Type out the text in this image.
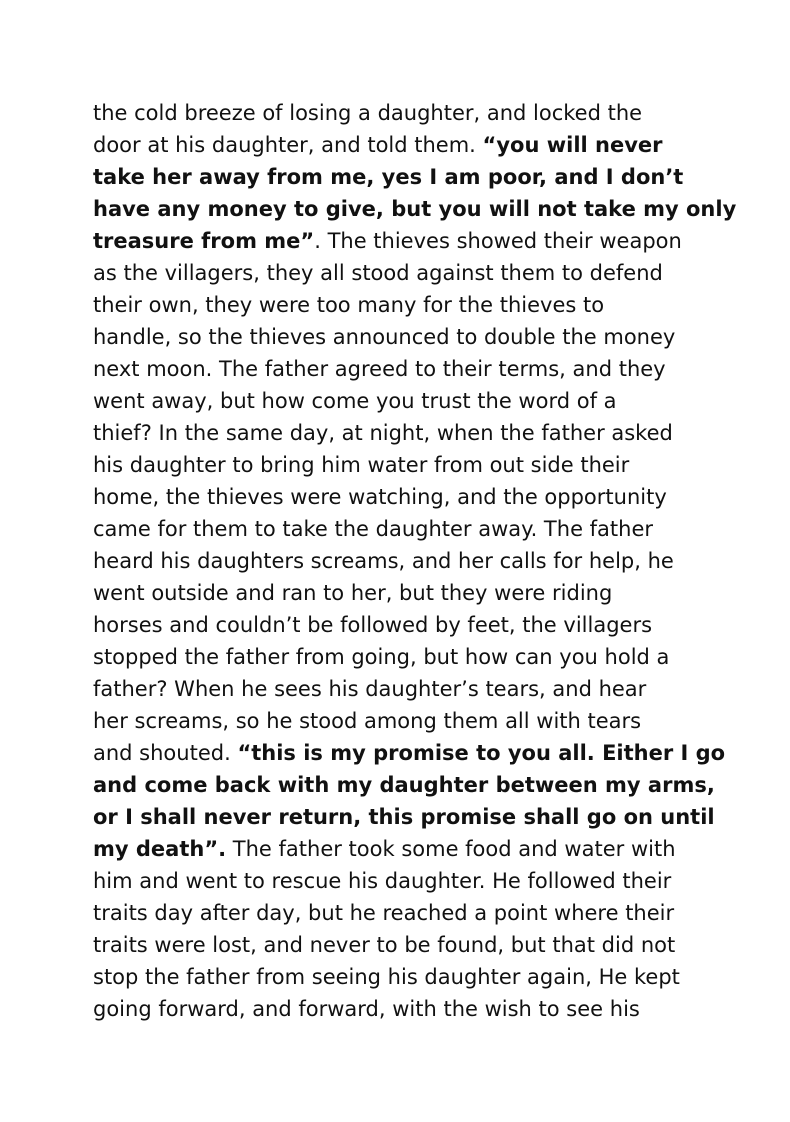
the cold breeze of losing a daughter, and locked the
door at his daughter, and told them. “you will never
take her away from me, yes I am poor, and I don’t
have any money to give, but you will not take my only
treasure from me”. The thieves showed their weapon
as the villagers, they all stood against them to defend
their own, they were too many for the thieves to
handle, so the thieves announced to double the money
next moon. The father agreed to their terms, and they
went away, but how come you trust the word of a
thief? In the same day, at night, when the father asked
his daughter to bring him water from out side their
home, the thieves were watching, and the opportunity
came for them to take the daughter away. The father
heard his daughters screams, and her calls for help, he
went outside and ran to her, but they were riding
horses and couldn’t be followed by feet, the villagers
stopped the father from going, but how can you hold a
father? When he sees his daughter’s tears, and hear
her screams, so he stood among them all with tears
and shouted. “this is my promise to you all. Either I go
and come back with my daughter between my arms,
or I shall never return, this promise shall go on until
my death”. The father took some food and water with
him and went to rescue his daughter. He followed their
traits day after day, but he reached a point where their
traits were lost, and never to be found, but that did not
stop the father from seeing his daughter again, He kept
going forward, and forward, with the wish to see his
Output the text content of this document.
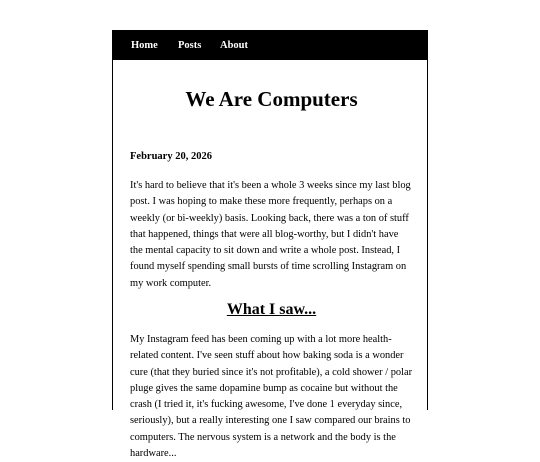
Home Posts About
We Are Computers

February 20, 2026

It's hard to believe that it's been a whole 3 weeks since my last blog post. I was hoping to make these more frequently, perhaps on a weekly (or bi-weekly) basis. Looking back, there was a ton of stuff that happened, things that were all blog-worthy, but I didn't have the mental capacity to sit down and write a whole post. Instead, I found myself spending small bursts of time scrolling Instagram on my work computer.

What I saw...

My Instagram feed has been coming up with a lot more health-related content. I've seen stuff about how baking soda is a wonder cure (that they buried since it's not profitable), a cold shower / polar pluge gives the same dopamine bump as cocaine but without the crash (I tried it, it's fucking awesome, I've done 1 everyday since, seriously), but a really interesting one I saw compared our brains to computers. The nervous system is a network and the body is the hardware...
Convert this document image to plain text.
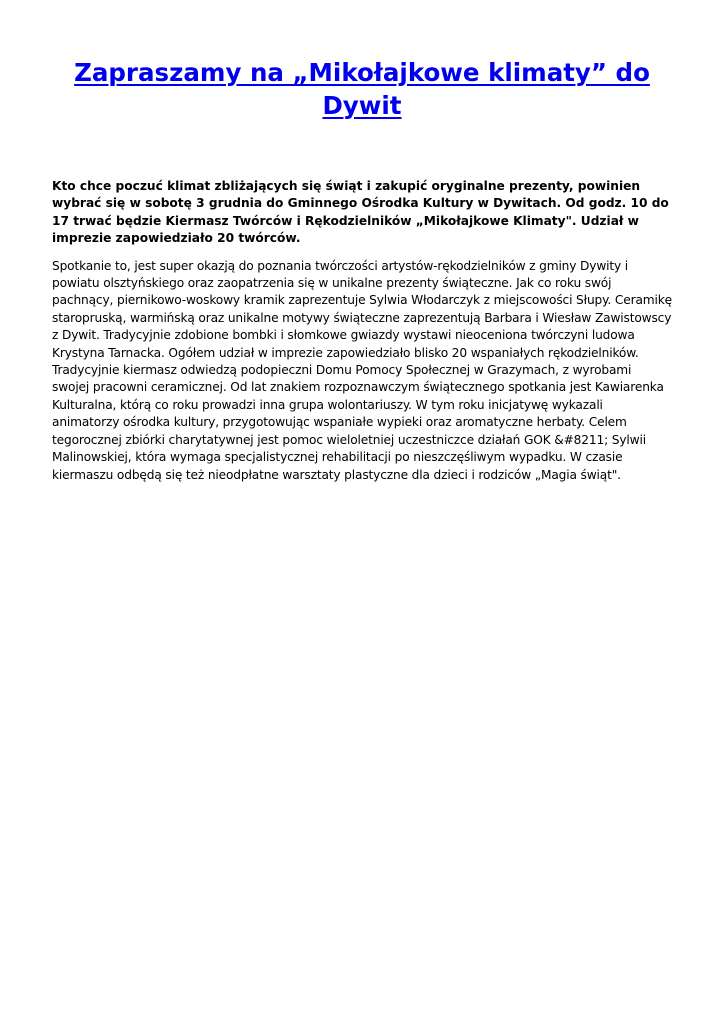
Zapraszamy na „Mikołajkowe klimaty” do Dywit

Kto chce poczuć klimat zbliżających się świąt i zakupić oryginalne prezenty, powinien wybrać się w sobotę 3 grudnia do Gminnego Ośrodka Kultury w Dywitach. Od godz. 10 do 17 trwać będzie Kiermasz Twórców i Rękodzielników „Mikołajkowe Klimaty". Udział w imprezie zapowiedziało 20 twórców.

Spotkanie to, jest super okazją do poznania twórczości artystów-rękodzielników z gminy Dywity i powiatu olsztyńskiego oraz zaopatrzenia się w unikalne prezenty świąteczne. Jak co roku swój pachnący, piernikowo-woskowy kramik zaprezentuje Sylwia Włodarczyk z miejscowości Słupy. Ceramikę staropruską, warmińską oraz unikalne motywy świąteczne zaprezentują Barbara i Wiesław Zawistowscy z Dywit. Tradycyjnie zdobione bombki i słomkowe gwiazdy wystawi nieoceniona twórczyni ludowa Krystyna Tarnacka. Ogółem udział w imprezie zapowiedziało blisko 20 wspaniałych rękodzielników. Tradycyjnie kiermasz odwiedzą podopieczni Domu Pomocy Społecznej w Grazymach, z wyrobami swojej pracowni ceramicznej. Od lat znakiem rozpoznawczym świątecznego spotkania jest Kawiarenka Kulturalna, którą co roku prowadzi inna grupa wolontariuszy. W tym roku inicjatywę wykazali animatorzy ośrodka kultury, przygotowując wspaniałe wypieki oraz aromatyczne herbaty. Celem tegorocznej zbiórki charytatywnej jest pomoc wieloletniej uczestniczce działań GOK &#8211; Sylwii Malinowskiej, która wymaga specjalistycznej rehabilitacji po nieszczęśliwym wypadku. W czasie kiermaszu odbędą się też nieodpłatne warsztaty plastyczne dla dzieci i rodziców „Magia świąt".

────────────────────────────────────────

Gather every line from the entries above where the word "away" appears, and copy them.

#### TASK SOLUTION:
take her away from me, yes I am poor, and I don’t
went away, but how come you trust the word of a
came for them to take the daughter away. The father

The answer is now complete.